- **GOAL**
Please retype the data in full and exactly; the pictures are not part of the copy.

- **RECORDS SUPPLIED**
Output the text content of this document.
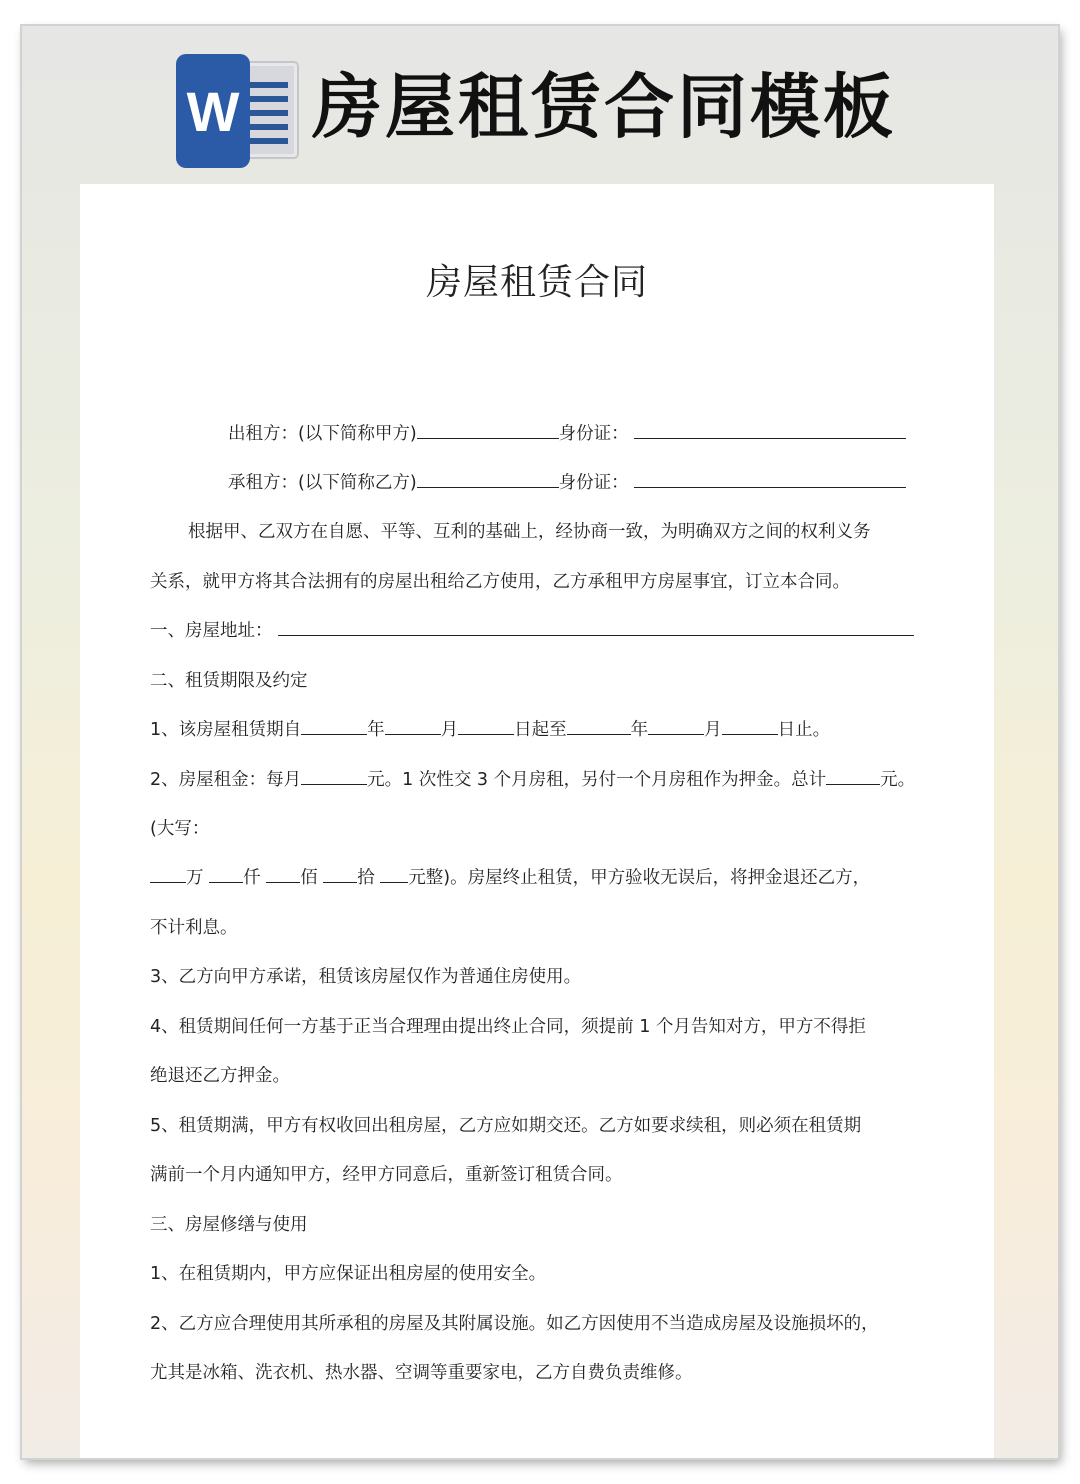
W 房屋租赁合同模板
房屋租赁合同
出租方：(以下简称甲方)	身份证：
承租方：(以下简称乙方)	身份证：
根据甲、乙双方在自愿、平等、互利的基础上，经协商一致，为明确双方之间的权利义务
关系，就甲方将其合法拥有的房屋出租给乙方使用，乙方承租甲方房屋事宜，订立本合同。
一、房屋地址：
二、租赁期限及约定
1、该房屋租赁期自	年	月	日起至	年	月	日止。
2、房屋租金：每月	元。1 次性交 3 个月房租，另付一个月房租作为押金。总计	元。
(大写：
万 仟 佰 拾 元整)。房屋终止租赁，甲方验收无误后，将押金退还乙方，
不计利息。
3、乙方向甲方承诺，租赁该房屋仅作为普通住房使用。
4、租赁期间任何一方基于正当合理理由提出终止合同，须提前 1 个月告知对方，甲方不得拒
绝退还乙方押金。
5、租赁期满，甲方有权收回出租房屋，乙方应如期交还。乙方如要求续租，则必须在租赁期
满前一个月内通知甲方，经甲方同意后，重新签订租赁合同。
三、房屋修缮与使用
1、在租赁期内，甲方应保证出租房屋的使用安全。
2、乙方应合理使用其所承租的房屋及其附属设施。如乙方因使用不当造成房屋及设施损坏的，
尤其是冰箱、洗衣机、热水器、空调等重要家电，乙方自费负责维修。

- **RESPONSE BELOW**
Output the text content of this document.
W 房屋租赁合同模板
房屋租赁合同
出租方：(以下简称甲方)	身份证：
承租方：(以下简称乙方)	身份证：
根据甲、乙双方在自愿、平等、互利的基础上，经协商一致，为明确双方之间的权利义务
关系，就甲方将其合法拥有的房屋出租给乙方使用，乙方承租甲方房屋事宜，订立本合同。
一、房屋地址：
二、租赁期限及约定
1、该房屋租赁期自	年	月	日起至	年	月	日止。
2、房屋租金：每月	元。1 次性交 3 个月房租，另付一个月房租作为押金。总计	元。
(大写：
万 仟 佰 拾 元整)。房屋终止租赁，甲方验收无误后，将押金退还乙方，
不计利息。
3、乙方向甲方承诺，租赁该房屋仅作为普通住房使用。
4、租赁期间任何一方基于正当合理理由提出终止合同，须提前 1 个月告知对方，甲方不得拒
绝退还乙方押金。
5、租赁期满，甲方有权收回出租房屋，乙方应如期交还。乙方如要求续租，则必须在租赁期
满前一个月内通知甲方，经甲方同意后，重新签订租赁合同。
三、房屋修缮与使用
1、在租赁期内，甲方应保证出租房屋的使用安全。
2、乙方应合理使用其所承租的房屋及其附属设施。如乙方因使用不当造成房屋及设施损坏的，
尤其是冰箱、洗衣机、热水器、空调等重要家电，乙方自费负责维修。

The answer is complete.